— Start of Excerpted records —

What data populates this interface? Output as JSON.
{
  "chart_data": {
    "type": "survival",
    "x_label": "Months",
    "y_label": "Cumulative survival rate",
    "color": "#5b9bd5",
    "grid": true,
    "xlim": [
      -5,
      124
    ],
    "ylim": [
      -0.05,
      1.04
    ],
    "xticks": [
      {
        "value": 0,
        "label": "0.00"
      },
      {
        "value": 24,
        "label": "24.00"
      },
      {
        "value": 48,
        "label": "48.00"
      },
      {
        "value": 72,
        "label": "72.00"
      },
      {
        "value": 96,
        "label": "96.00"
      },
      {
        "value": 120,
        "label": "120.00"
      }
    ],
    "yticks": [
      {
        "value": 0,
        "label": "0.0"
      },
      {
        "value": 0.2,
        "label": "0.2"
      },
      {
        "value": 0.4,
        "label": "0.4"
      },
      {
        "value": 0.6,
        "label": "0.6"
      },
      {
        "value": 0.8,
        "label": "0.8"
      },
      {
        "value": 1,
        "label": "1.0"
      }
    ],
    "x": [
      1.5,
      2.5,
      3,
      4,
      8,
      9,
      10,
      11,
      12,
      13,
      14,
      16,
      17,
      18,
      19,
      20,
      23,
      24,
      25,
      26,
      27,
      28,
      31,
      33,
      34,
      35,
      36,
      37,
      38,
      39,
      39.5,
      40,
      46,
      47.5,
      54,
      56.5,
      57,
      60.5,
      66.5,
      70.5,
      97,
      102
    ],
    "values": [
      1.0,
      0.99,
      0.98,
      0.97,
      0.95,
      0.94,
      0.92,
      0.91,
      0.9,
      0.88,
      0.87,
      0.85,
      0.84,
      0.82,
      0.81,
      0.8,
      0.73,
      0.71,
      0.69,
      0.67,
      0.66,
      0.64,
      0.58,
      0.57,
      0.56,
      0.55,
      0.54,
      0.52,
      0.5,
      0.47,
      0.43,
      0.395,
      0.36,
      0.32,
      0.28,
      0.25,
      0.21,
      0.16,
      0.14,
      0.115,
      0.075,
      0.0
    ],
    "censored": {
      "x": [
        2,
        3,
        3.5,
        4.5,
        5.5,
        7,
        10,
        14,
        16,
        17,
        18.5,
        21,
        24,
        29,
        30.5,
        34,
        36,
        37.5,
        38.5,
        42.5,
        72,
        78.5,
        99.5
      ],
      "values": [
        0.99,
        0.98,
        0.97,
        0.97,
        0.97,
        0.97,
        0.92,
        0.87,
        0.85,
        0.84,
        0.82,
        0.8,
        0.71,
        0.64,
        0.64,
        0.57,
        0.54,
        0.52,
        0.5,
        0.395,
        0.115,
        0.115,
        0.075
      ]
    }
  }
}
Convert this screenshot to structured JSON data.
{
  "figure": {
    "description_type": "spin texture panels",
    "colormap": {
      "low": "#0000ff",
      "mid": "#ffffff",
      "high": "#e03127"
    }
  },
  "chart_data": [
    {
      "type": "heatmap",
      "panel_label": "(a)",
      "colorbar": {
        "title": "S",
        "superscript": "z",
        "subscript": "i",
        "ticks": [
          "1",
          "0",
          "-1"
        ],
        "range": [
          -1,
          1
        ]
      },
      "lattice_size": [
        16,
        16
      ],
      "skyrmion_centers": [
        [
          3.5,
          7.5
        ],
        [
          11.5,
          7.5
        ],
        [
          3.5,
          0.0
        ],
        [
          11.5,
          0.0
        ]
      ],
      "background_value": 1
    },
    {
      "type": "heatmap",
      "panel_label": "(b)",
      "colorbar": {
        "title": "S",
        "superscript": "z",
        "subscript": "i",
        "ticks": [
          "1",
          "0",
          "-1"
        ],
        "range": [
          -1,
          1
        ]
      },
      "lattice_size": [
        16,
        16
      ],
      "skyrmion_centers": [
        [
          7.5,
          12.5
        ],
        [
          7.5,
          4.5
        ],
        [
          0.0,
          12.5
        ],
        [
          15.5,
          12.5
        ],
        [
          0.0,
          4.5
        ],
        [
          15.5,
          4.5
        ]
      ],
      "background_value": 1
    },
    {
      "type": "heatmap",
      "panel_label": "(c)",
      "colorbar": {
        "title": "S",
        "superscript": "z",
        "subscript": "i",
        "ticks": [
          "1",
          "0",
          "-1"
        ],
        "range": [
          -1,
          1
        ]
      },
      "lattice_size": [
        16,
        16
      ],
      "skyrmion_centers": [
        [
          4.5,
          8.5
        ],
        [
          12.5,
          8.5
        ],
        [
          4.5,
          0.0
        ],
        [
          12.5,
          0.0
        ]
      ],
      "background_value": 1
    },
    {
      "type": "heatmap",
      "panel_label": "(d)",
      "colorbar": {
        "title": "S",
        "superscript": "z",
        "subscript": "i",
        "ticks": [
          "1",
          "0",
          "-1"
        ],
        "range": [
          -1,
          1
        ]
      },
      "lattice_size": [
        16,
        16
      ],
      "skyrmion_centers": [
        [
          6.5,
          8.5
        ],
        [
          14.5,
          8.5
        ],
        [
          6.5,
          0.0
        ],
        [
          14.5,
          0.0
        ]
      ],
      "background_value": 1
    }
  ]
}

— End of Excerpted records —

- Your task:
From the data above, extract every line in its exact form.

- Output:
What data populates this interface? Output as JSON.
{
  "chart_data": {
    "type": "survival",
    "x_label": "Months",
    "y_label": "Cumulative survival rate",
    "color": "#5b9bd5",
    "grid": true,
    "xlim": [
      -5,
      124
    ],
    "ylim": [
      -0.05,
      1.04
    ],
    "xticks": [
      {
        "value": 0,
        "label": "0.00"
      },
      {
        "value": 24,
        "label": "24.00"
      },
      {
        "value": 48,
        "label": "48.00"
      },
      {
        "value": 72,
        "label": "72.00"
      },
      {
        "value": 96,
        "label": "96.00"
      },
      {
        "value": 120,
        "label": "120.00"
      }
    ],
    "yticks": [
      {
        "value": 0,
        "label": "0.0"
      },
      {
        "value": 0.2,
        "label": "0.2"
      },
      {
        "value": 0.4,
        "label": "0.4"
      },
      {
        "value": 0.6,
        "label": "0.6"
      },
      {
        "value": 0.8,
        "label": "0.8"
      },
      {
        "value": 1,
        "label": "1.0"
      }
    ],
    "x": [
      1.5,
      2.5,
      3,
      4,
      8,
      9,
      10,
      11,
      12,
      13,
      14,
      16,
      17,
      18,
      19,
      20,
      23,
      24,
      25,
      26,
      27,
      28,
      31,
      33,
      34,
      35,
      36,
      37,
      38,
      39,
      39.5,
      40,
      46,
      47.5,
      54,
      56.5,
      57,
      60.5,
      66.5,
      70.5,
      97,
      102
    ],
    "values": [
      1.0,
      0.99,
      0.98,
      0.97,
      0.95,
      0.94,
      0.92,
      0.91,
      0.9,
      0.88,
      0.87,
      0.85,
      0.84,
      0.82,
      0.81,
      0.8,
      0.73,
      0.71,
      0.69,
      0.67,
      0.66,
      0.64,
      0.58,
      0.57,
      0.56,
      0.55,
      0.54,
      0.52,
      0.5,
      0.47,
      0.43,
      0.395,
      0.36,
      0.32,
      0.28,
      0.25,
      0.21,
      0.16,
      0.14,
      0.115,
      0.075,
      0.0
    ],
    "censored": {
      "x": [
        2,
        3,
        3.5,
        4.5,
        5.5,
        7,
        10,
        14,
        16,
        17,
        18.5,
        21,
        24,
        29,
        30.5,
        34,
        36,
        37.5,
        38.5,
        42.5,
        72,
        78.5,
        99.5
      ],
      "values": [
        0.99,
        0.98,
        0.97,
        0.97,
        0.97,
        0.97,
        0.92,
        0.87,
        0.85,
        0.84,
        0.82,
        0.8,
        0.71,
        0.64,
        0.64,
        0.57,
        0.54,
        0.52,
        0.5,
        0.395,
        0.115,
        0.115,
        0.075
      ]
    }
  }
}
Convert this screenshot to structured JSON data.
{
  "figure": {
    "description_type": "spin texture panels",
    "colormap": {
      "low": "#0000ff",
      "mid": "#ffffff",
      "high": "#e03127"
    }
  },
  "chart_data": [
    {
      "type": "heatmap",
      "panel_label": "(a)",
      "colorbar": {
        "title": "S",
        "superscript": "z",
        "subscript": "i",
        "ticks": [
          "1",
          "0",
          "-1"
        ],
        "range": [
          -1,
          1
        ]
      },
      "lattice_size": [
        16,
        16
      ],
      "skyrmion_centers": [
        [
          3.5,
          7.5
        ],
        [
          11.5,
          7.5
        ],
        [
          3.5,
          0.0
        ],
        [
          11.5,
          0.0
        ]
      ],
      "background_value": 1
    },
    {
      "type": "heatmap",
      "panel_label": "(b)",
      "colorbar": {
        "title": "S",
        "superscript": "z",
        "subscript": "i",
        "ticks": [
          "1",
          "0",
          "-1"
        ],
        "range": [
          -1,
          1
        ]
      },
      "lattice_size": [
        16,
        16
      ],
      "skyrmion_centers": [
        [
          7.5,
          12.5
        ],
        [
          7.5,
          4.5
        ],
        [
          0.0,
          12.5
        ],
        [
          15.5,
          12.5
        ],
        [
          0.0,
          4.5
        ],
        [
          15.5,
          4.5
        ]
      ],
      "background_value": 1
    },
    {
      "type": "heatmap",
      "panel_label": "(c)",
      "colorbar": {
        "title": "S",
        "superscript": "z",
        "subscript": "i",
        "ticks": [
          "1",
          "0",
          "-1"
        ],
        "range": [
          -1,
          1
        ]
      },
      "lattice_size": [
        16,
        16
      ],
      "skyrmion_centers": [
        [
          4.5,
          8.5
        ],
        [
          12.5,
          8.5
        ],
        [
          4.5,
          0.0
        ],
        [
          12.5,
          0.0
        ]
      ],
      "background_value": 1
    },
    {
      "type": "heatmap",
      "panel_label": "(d)",
      "colorbar": {
        "title": "S",
        "superscript": "z",
        "subscript": "i",
        "ticks": [
          "1",
          "0",
          "-1"
        ],
        "range": [
          -1,
          1
        ]
      },
      "lattice_size": [
        16,
        16
      ],
      "skyrmion_centers": [
        [
          6.5,
          8.5
        ],
        [
          14.5,
          8.5
        ],
        [
          6.5,
          0.0
        ],
        [
          14.5,
          0.0
        ]
      ],
      "background_value": 1
    }
  ]
}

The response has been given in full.